Exercise description: Scan the entries below and report only how many lines contain "kanałowe".

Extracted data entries
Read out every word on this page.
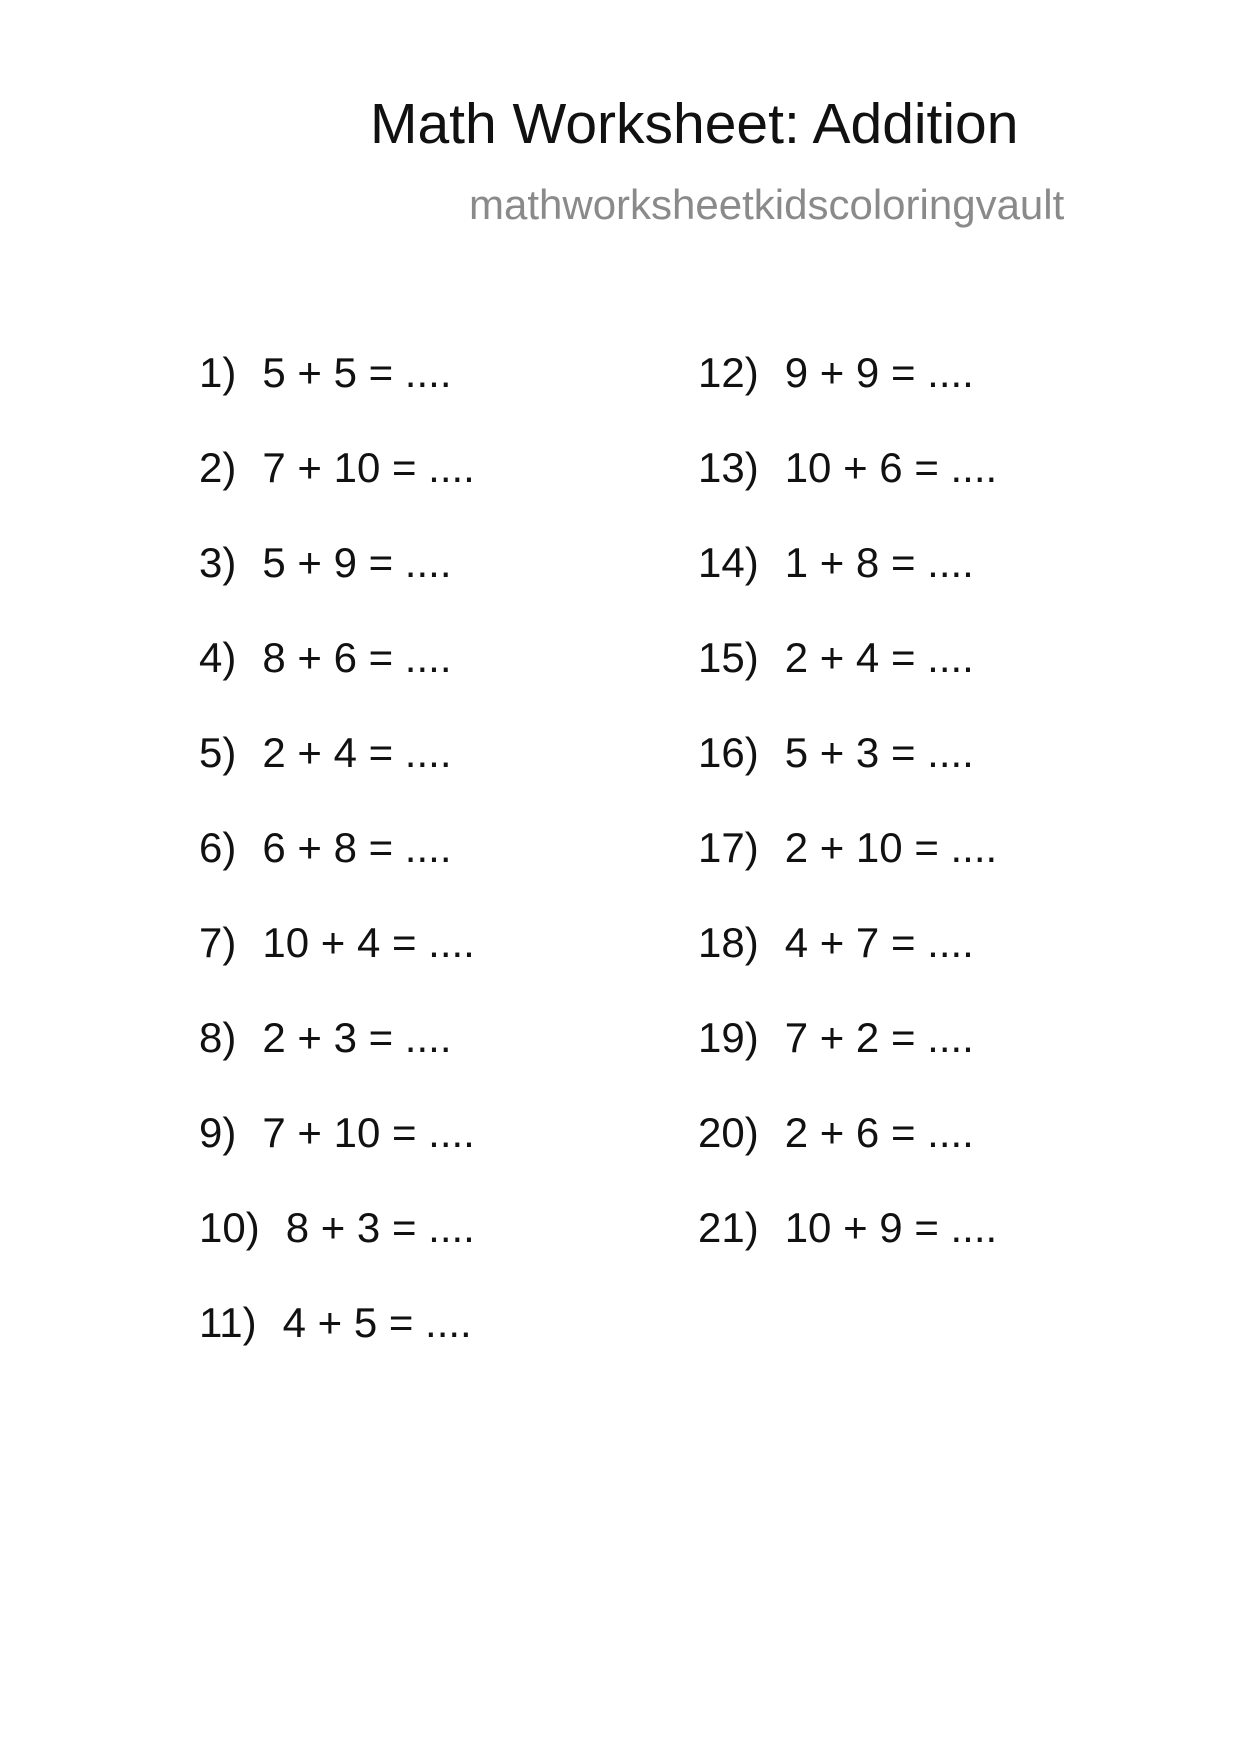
Math Worksheet: Addition
mathworksheetkidscoloringvault
1) 5 + 5 = ....
2) 7 + 10 = ....
3) 5 + 9 = ....
4) 8 + 6 = ....
5) 2 + 4 = ....
6) 6 + 8 = ....
7) 10 + 4 = ....
8) 2 + 3 = ....
9) 7 + 10 = ....
10) 8 + 3 = ....
11) 4 + 5 = ....
12) 9 + 9 = ....
13) 10 + 6 = ....
14) 1 + 8 = ....
15) 2 + 4 = ....
16) 5 + 3 = ....
17) 2 + 10 = ....
18) 4 + 7 = ....
19) 7 + 2 = ....
20) 2 + 6 = ....
21) 10 + 9 = ....
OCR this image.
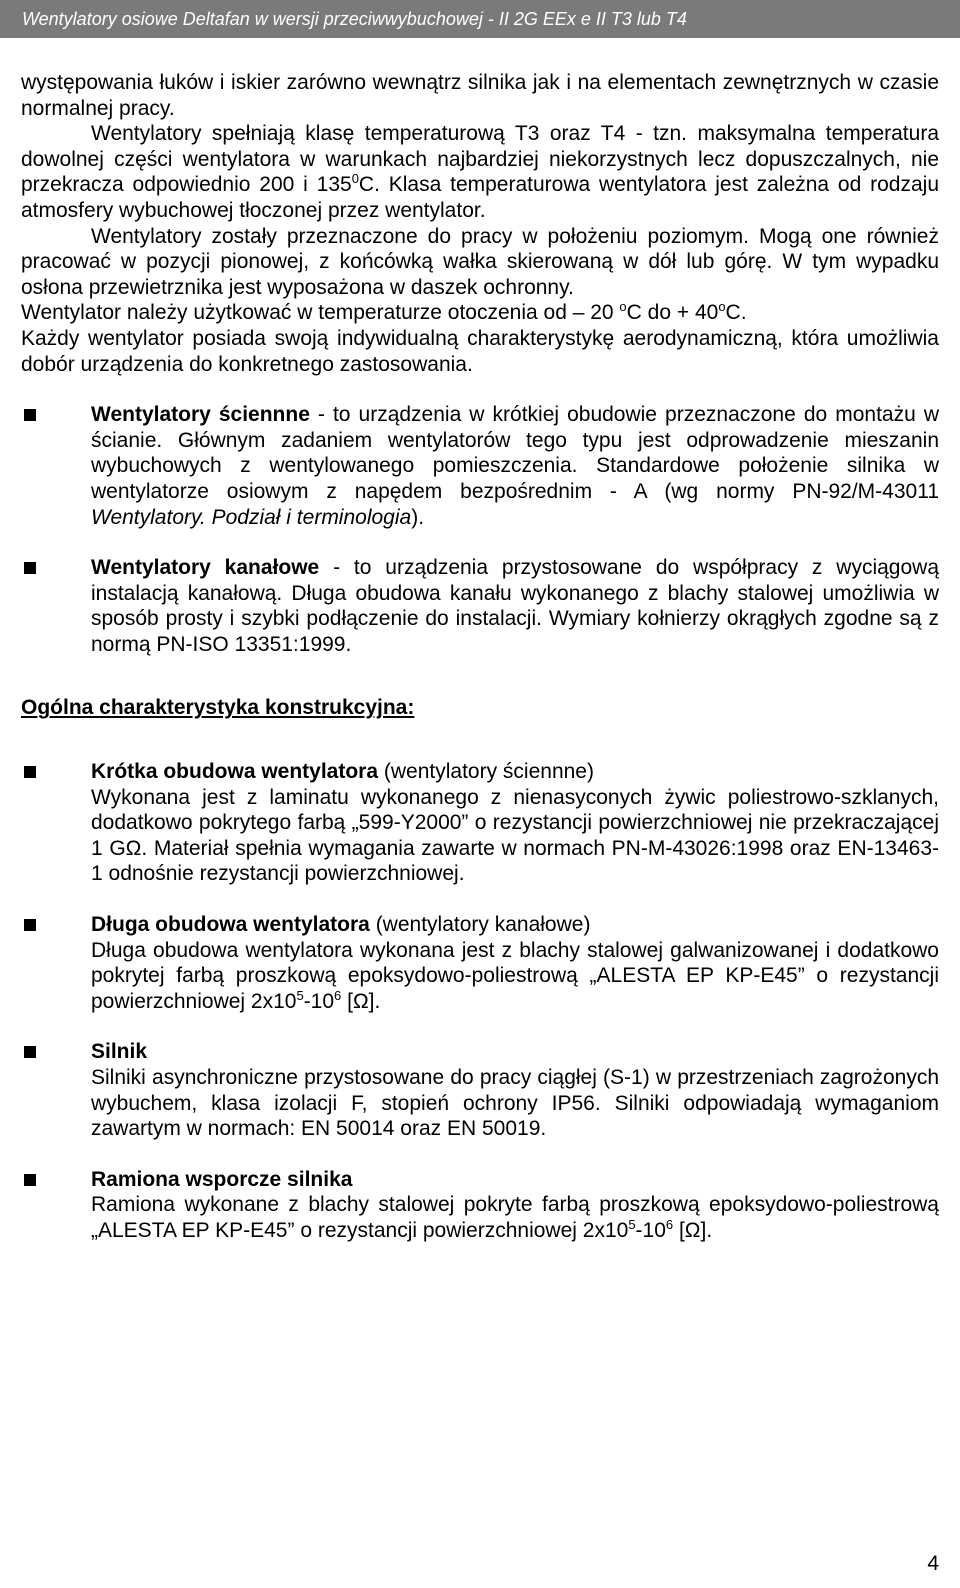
Wentylatory osiowe Deltafan w wersji przeciwwybuchowej - II 2G EEx e II T3 lub T4

występowania łuków i iskier zarówno wewnątrz silnika jak i na elementach zewnętrznych w czasie normalnej pracy.

Wentylatory spełniają klasę temperaturową T3 oraz T4 - tzn. maksymalna temperatura dowolnej części wentylatora w warunkach najbardziej niekorzystnych lecz dopuszczalnych, nie przekracza odpowiednio 200 i $135^0C$. Klasa temperaturowa wentylatora jest zależna od rodzaju atmosfery wybuchowej tłoczonej przez wentylator.

Wentylatory zostały przeznaczone do pracy w położeniu poziomym. Mogą one również pracować w pozycji pionowej, z końcówką wałka skierowaną w dół lub górę. W tym wypadku osłona przewietrznika jest wyposażona w daszek ochronny.

Wentylator należy użytkować w temperaturze otoczenia od – 20 $^o$C do + $40^oC$.

Każdy wentylator posiada swoją indywidualną charakterystykę aerodynamiczną, która umożliwia dobór urządzenia do konkretnego zastosowania.

Wentylatory ściennne - to urządzenia w krótkiej obudowie przeznaczone do montażu w ścianie. Głównym zadaniem wentylatorów tego typu jest odprowadzenie mieszanin wybuchowych z wentylowanego pomieszczenia. Standardowe położenie silnika w wentylatorze osiowym z napędem bezpośrednim - A (wg normy PN-92/M-43011 Wentylatory. Podział i terminologia).
Wentylatory kanałowe - to urządzenia przystosowane do współpracy z wyciągową instalacją kanałową. Długa obudowa kanału wykonanego z blachy stalowej umożliwia w sposób prosty i szybki podłączenie do instalacji. Wymiary kołnierzy okrągłych zgodne są z normą PN-ISO 13351:1999.

Ogólna charakterystyka konstrukcyjna:

Krótka obudowa wentylatora (wentylatory ściennne)
Wykonana jest z laminatu wykonanego z nienasyconych żywic poliestrowo-szklanych, dodatkowo pokrytego farbą „599-Y2000” o rezystancji powierzchniowej nie przekraczającej 1 GΩ. Materiał spełnia wymagania zawarte w normach PN-M-43026:1998 oraz EN-13463-1 odnośnie rezystancji powierzchniowej.
Długa obudowa wentylatora (wentylatory kanałowe)
Długa obudowa wentylatora wykonana jest z blachy stalowej galwanizowanej i dodatkowo pokrytej farbą proszkową epoksydowo-poliestrową „ALESTA EP KP-E45” o rezystancji powierzchniowej $2x10^5-10^6$ [Ω].
Silnik
Silniki asynchroniczne przystosowane do pracy ciągłej (S-1) w przestrzeniach zagrożonych wybuchem, klasa izolacji F, stopień ochrony IP56. Silniki odpowiadają wymaganiom zawartym w normach: EN 50014 oraz EN 50019.
Ramiona wsporcze silnika
Ramiona wykonane z blachy stalowej pokryte farbą proszkową epoksydowo-poliestrową „ALESTA EP KP-E45” o rezystancji powierzchniowej $2x10^5-10^6$ [Ω].
4
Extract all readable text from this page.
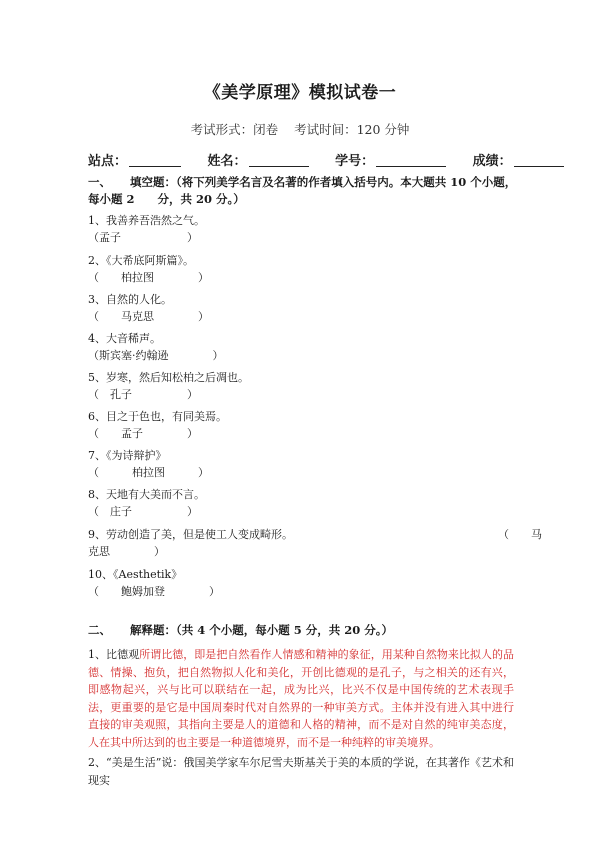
《美学原理》模拟试卷一
考试形式：闭卷 考试时间：120 分钟
站点：	姓名：	学号：	成绩：
一、 填空题：（将下列美学名言及名著的作者填入括号内。本大题共 10 个小题，每小题 2　　分，共 20 分。）
1、我善养吾浩然之气。
（孟子　　　　　　）
2、《大希底阿斯篇》。
（　　柏拉图　　　　）
3、自然的人化。
（　　马克思　　　　）
4、大音稀声。
（斯宾塞·约翰逊　　　　）
5、岁寒，然后知松柏之后凋也。
（　孔子　　　　　）
6、目之于色也，有同美焉。
（　　孟子　　　　）
7、《为诗辩护》
（　　　柏拉图　　　）
8、天地有大美而不言。
（　庄子　　　　　）
9、劳动创造了美，但是使工人变成畸形。
克思　　　　）
（　　马
10、《Aesthetik》
（　　鲍姆加登　　　　）
二、 解释题：（共 4 个小题，每小题 5 分，共 20 分。）
1、比德观所谓比德，即是把自然看作人情感和精神的象征，用某种自然物来比拟人的品德、情操、抱负，把自然物拟人化和美化，开创比德观的是孔子，与之相关的还有兴，即感物起兴，兴与比可以联结在一起，成为比兴，比兴不仅是中国传统的艺术表现手法，更重要的是它是中国周秦时代对自然界的一种审美方式。主体并没有进入其中进行直接的审美观照，其指向主要是人的道德和人格的精神，而不是对自然的纯审美态度，人在其中所达到的也主要是一种道德境界，而不是一种纯粹的审美境界。
2、“美是生活”说：俄国美学家车尔尼雪夫斯基关于美的本质的学说，在其著作《艺术和现实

Output for this exercise: 2